Task to carry out – Search the listing below for the string "name" and copy every line where it occurs.

[Chart and figure data]
* BEGIN *

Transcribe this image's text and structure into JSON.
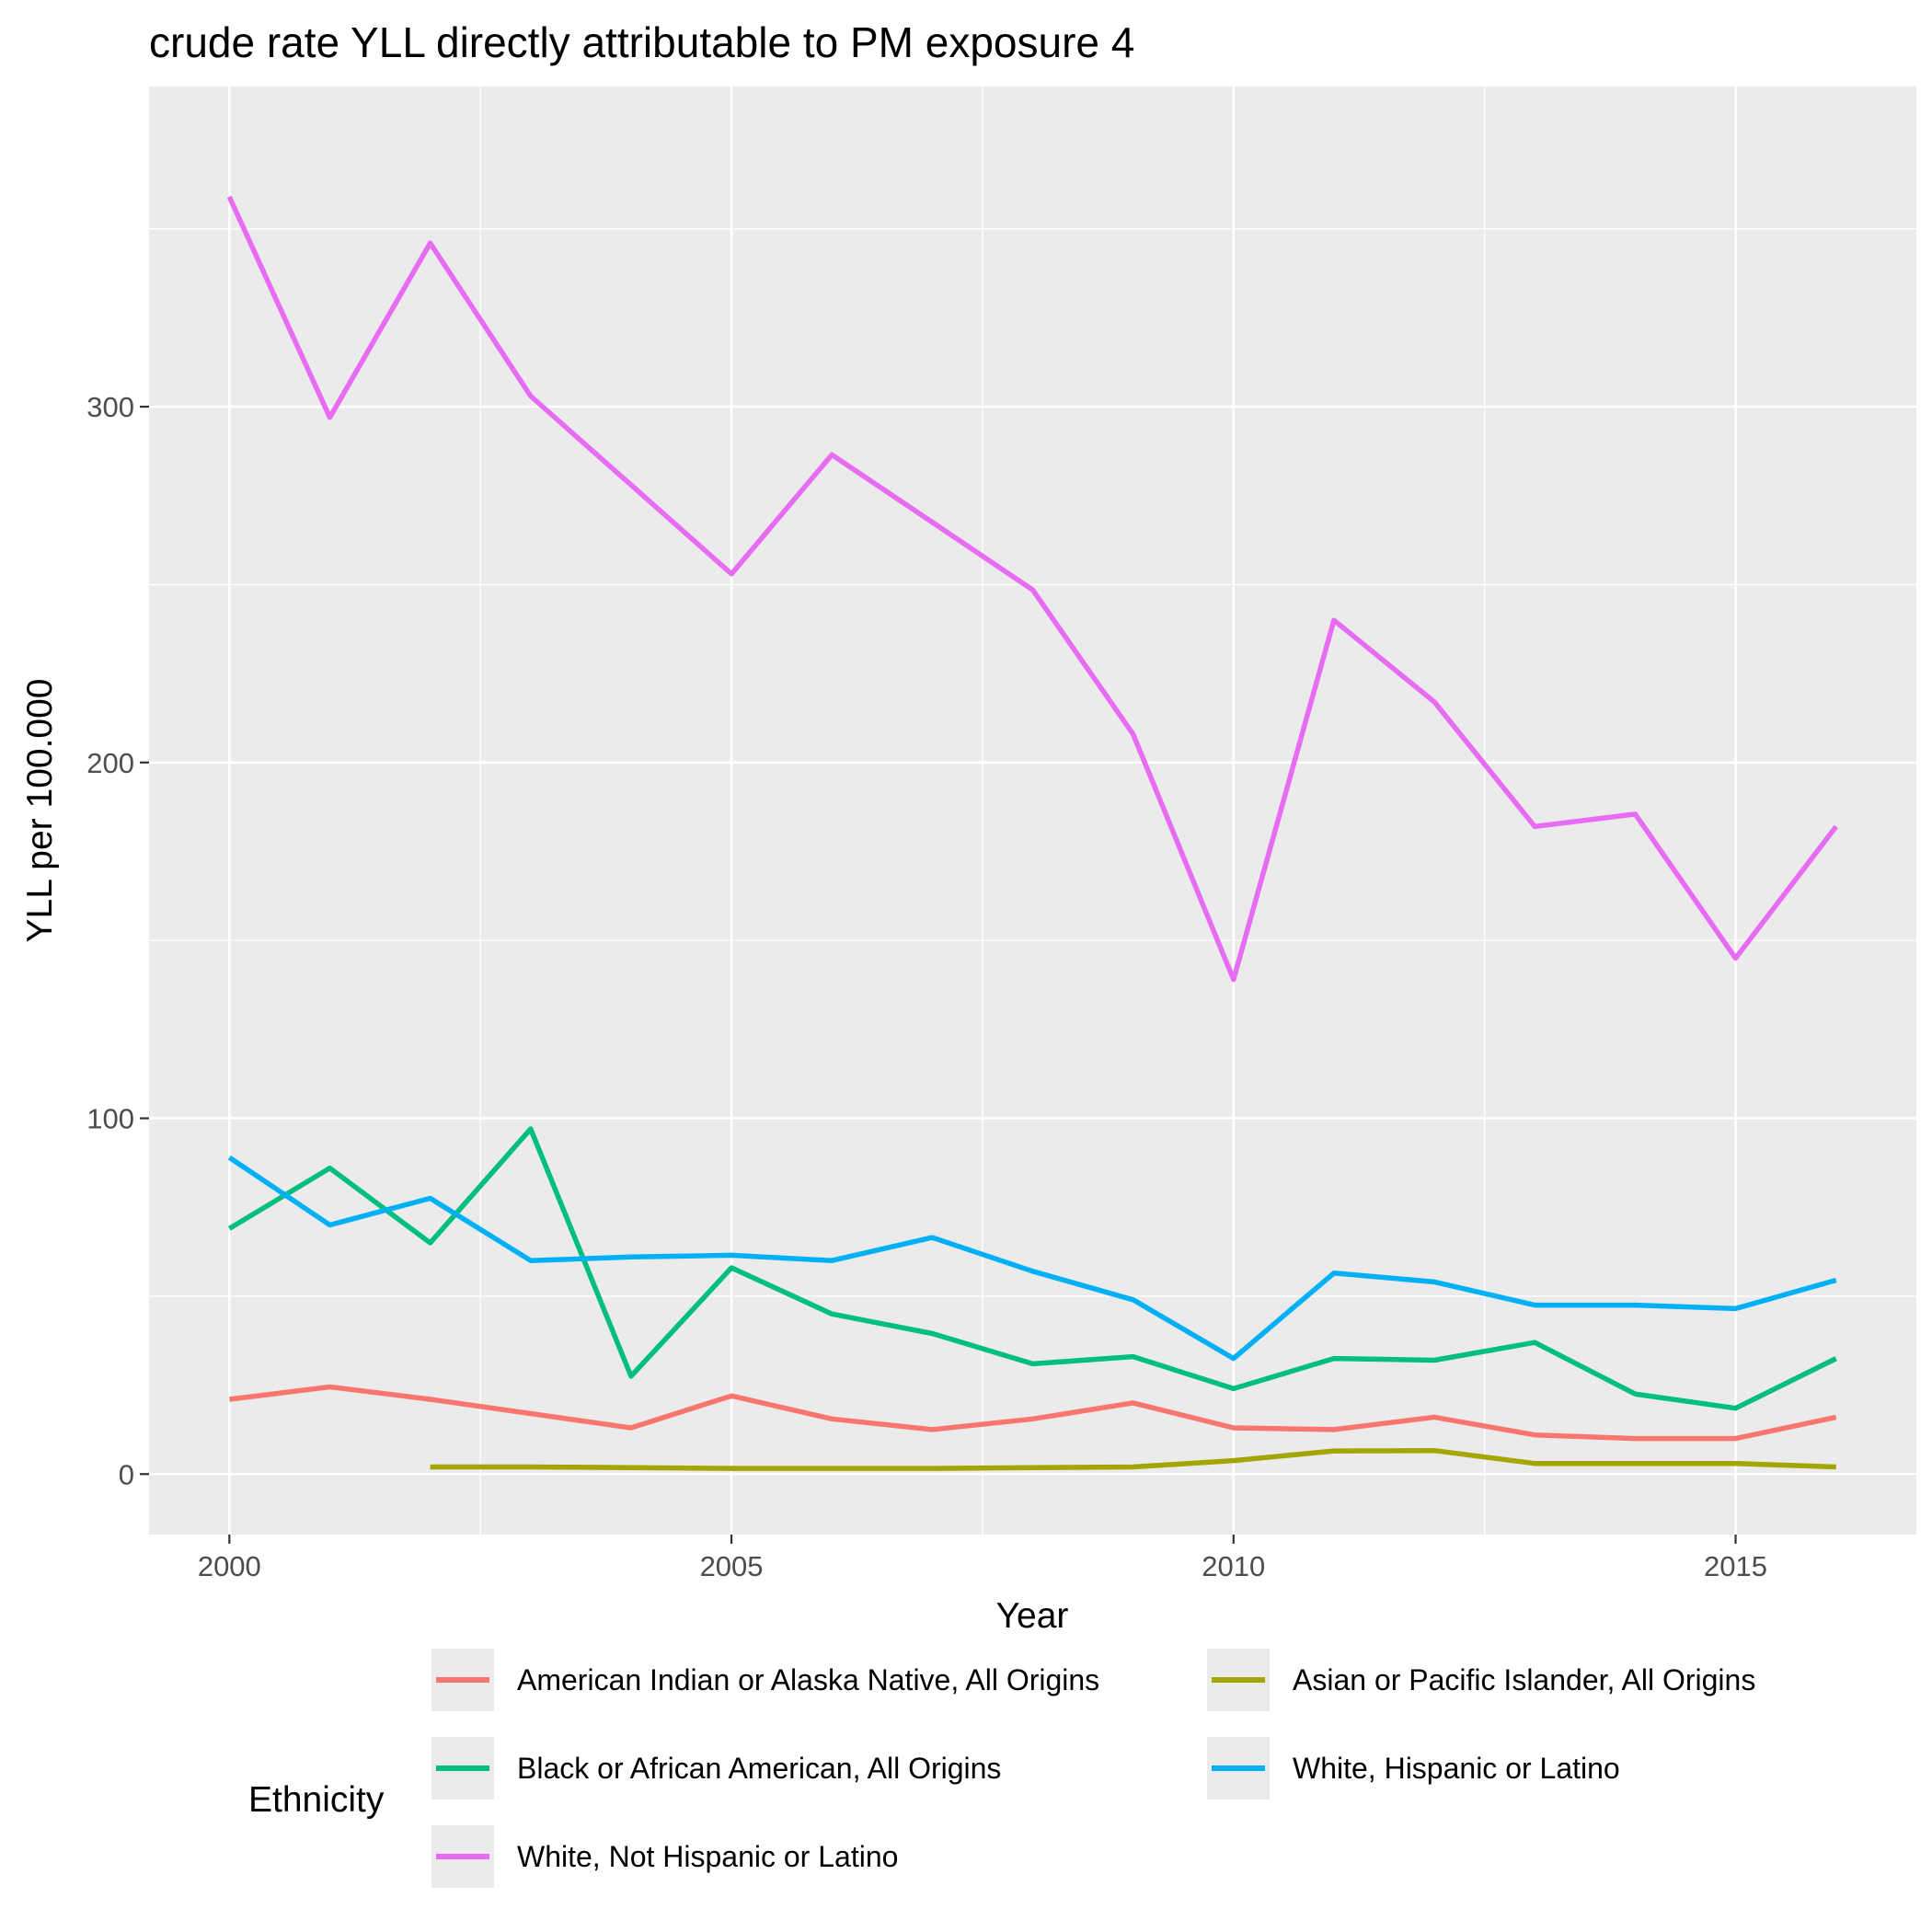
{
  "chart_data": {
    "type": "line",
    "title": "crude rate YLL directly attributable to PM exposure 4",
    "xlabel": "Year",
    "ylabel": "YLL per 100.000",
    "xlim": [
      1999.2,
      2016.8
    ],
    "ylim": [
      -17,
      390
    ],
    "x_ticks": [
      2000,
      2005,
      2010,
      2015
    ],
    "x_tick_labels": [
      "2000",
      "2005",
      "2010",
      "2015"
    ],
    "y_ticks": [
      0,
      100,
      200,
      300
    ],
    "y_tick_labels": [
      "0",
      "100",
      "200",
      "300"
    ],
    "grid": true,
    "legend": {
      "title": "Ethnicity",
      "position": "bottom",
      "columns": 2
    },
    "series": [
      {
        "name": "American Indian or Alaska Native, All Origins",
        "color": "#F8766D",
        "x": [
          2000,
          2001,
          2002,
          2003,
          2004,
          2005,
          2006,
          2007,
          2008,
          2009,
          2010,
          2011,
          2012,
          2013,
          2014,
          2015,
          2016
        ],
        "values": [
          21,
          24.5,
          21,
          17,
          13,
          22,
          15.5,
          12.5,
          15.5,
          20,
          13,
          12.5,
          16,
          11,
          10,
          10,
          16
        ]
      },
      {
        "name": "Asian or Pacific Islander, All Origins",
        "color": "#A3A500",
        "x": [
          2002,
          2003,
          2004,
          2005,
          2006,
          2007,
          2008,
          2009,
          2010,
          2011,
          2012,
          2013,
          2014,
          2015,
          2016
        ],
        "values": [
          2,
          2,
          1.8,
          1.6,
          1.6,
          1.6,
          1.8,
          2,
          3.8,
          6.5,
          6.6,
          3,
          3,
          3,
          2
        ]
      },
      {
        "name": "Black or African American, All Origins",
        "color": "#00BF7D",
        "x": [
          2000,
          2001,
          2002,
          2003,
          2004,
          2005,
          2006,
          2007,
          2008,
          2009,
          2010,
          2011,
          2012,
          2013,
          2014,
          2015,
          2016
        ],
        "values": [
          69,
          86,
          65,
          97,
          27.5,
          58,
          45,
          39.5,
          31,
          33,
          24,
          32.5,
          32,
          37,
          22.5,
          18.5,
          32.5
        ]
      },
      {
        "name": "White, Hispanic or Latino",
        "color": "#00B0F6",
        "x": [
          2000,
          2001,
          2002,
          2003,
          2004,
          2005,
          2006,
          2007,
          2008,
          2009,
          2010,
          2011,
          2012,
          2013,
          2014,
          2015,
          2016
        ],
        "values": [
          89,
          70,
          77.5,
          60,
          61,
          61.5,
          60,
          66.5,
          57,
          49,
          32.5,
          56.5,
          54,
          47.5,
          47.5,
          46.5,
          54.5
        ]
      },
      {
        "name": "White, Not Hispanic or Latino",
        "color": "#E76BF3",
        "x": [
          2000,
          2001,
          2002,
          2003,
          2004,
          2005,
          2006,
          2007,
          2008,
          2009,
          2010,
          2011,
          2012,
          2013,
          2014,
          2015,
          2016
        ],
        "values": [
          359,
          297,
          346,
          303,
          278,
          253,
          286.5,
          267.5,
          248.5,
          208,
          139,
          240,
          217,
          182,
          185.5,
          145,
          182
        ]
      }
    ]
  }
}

* END *

Final result –
        "name": "American Indian or Alaska Native, All Origins",
        "name": "Asian or Pacific Islander, All Origins",
        "name": "Black or African American, All Origins",
        "name": "White, Hispanic or Latino",
        "name": "White, Not Hispanic or Latino",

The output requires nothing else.